Your instructions:
Keep the pictures out of the copy and repeat the records exactly.

-------

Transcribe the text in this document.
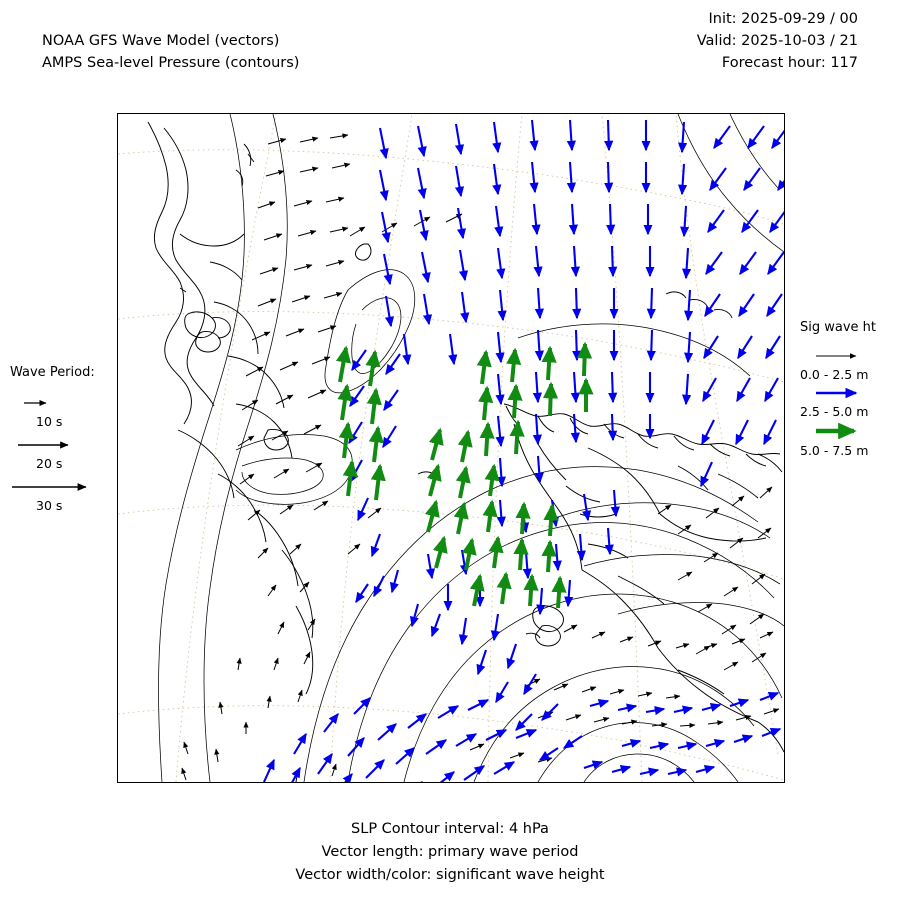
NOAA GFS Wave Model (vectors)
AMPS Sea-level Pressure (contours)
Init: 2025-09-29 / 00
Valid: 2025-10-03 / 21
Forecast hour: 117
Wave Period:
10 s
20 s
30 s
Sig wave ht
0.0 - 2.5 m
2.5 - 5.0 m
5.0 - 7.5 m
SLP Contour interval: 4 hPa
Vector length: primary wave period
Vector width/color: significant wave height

-------

Exercise result:
Transcribe the text in this document.
NOAA GFS Wave Model (vectors)
AMPS Sea-level Pressure (contours)
Init: 2025-09-29 / 00
Valid: 2025-10-03 / 21
Forecast hour: 117
Wave Period:
10 s
20 s
30 s
Sig wave ht
0.0 - 2.5 m
2.5 - 5.0 m
5.0 - 7.5 m
SLP Contour interval: 4 hPa
Vector length: primary wave period
Vector width/color: significant wave height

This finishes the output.